Saved entries:
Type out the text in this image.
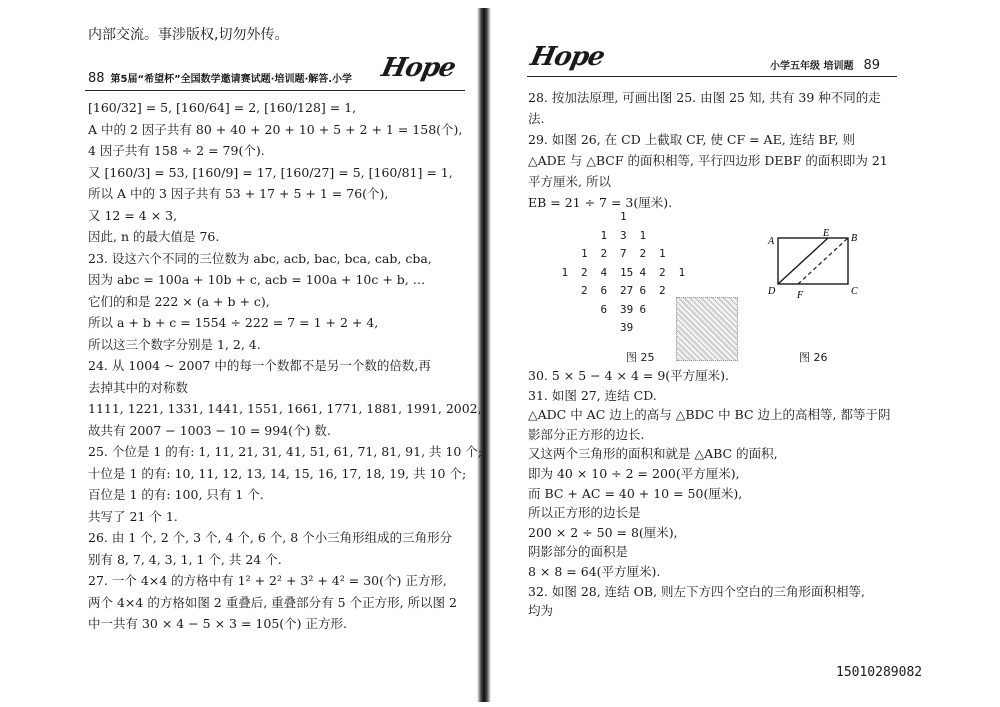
内部交流。事涉版权,切勿外传。
88 第5届“希望杯”全国数学邀请赛试题·培训题·解答.小学	Hope
[160/32] = 5, [160/64] = 2, [160/128] = 1,
A 中的 2 因子共有 80 + 40 + 20 + 10 + 5 + 2 + 1 = 158(个),
4 因子共有 158 ÷ 2 = 79(个).
又 [160/3] = 53, [160/9] = 17, [160/27] = 5, [160/81] = 1,
所以 A 中的 3 因子共有 53 + 17 + 5 + 1 = 76(个),
又 12 = 4 × 3,
因此, n 的最大值是 76.
23. 设这六个不同的三位数为 abc, acb, bac, bca, cab, cba,
因为 abc = 100a + 10b + c, acb = 100a + 10c + b, …
它们的和是 222 × (a + b + c),
所以 a + b + c = 1554 ÷ 222 = 7 = 1 + 2 + 4,
所以这三个数字分别是 1, 2, 4.
24. 从 1004 ~ 2007 中的每一个数都不是另一个数的倍数,再
去掉其中的对称数
1111, 1221, 1331, 1441, 1551, 1661, 1771, 1881, 1991, 2002,
故共有 2007 − 1003 − 10 = 994(个) 数.
25. 个位是 1 的有: 1, 11, 21, 31, 41, 51, 61, 71, 81, 91, 共 10 个;
十位是 1 的有: 10, 11, 12, 13, 14, 15, 16, 17, 18, 19, 共 10 个;
百位是 1 的有: 100, 只有 1 个.
共写了 21 个 1.
26. 由 1 个, 2 个, 3 个, 4 个, 6 个, 8 个小三角形组成的三角形分
别有 8, 7, 4, 3, 1, 1 个, 共 24 个.
27. 一个 4×4 的方格中有 1² + 2² + 3² + 4² = 30(个) 正方形,
两个 4×4 的方格如图 2 重叠后, 重叠部分有 5 个正方形, 所以图 2
中一共有 30 × 4 − 5 × 3 = 105(个) 正方形.
Hope	小学五年级 培训题 89
28. 按加法原理, 可画出图 25. 由图 25 知, 共有 39 种不同的走
法.
29. 如图 26, 在 CD 上截取 CF, 使 CF = AE, 连结 BF, 则
△ADE 与 △BCF 的面积相等, 平行四边形 DEBF 的面积即为 21
平方厘米, 所以
EB = 21 ÷ 7 = 3(厘米).
1
1 3 1
1 2 7 2 1
1 2 4 15 4 2 1
2 6 27 6 2
6 39 6
39
图 25
A
E B
D F	C
图 26
30. 5 × 5 − 4 × 4 = 9(平方厘米).
31. 如图 27, 连结 CD.
△ADC 中 AC 边上的高与 △BDC 中 BC 边上的高相等, 都等于阴
影部分正方形的边长.
又这两个三角形的面积和就是 △ABC 的面积,
即为 40 × 10 ÷ 2 = 200(平方厘米),
而 BC + AC = 40 + 10 = 50(厘米),
所以正方形的边长是
200 × 2 ÷ 50 = 8(厘米),
阴影部分的面积是
8 × 8 = 64(平方厘米).
32. 如图 28, 连结 OB, 则左下方四个空白的三角形面积相等,
均为
15010289082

DO THIS:
Looking at the material above, count the lines that hold "平方厘米" and give the total alone.

SOLUTION FOR THIS TASK:
4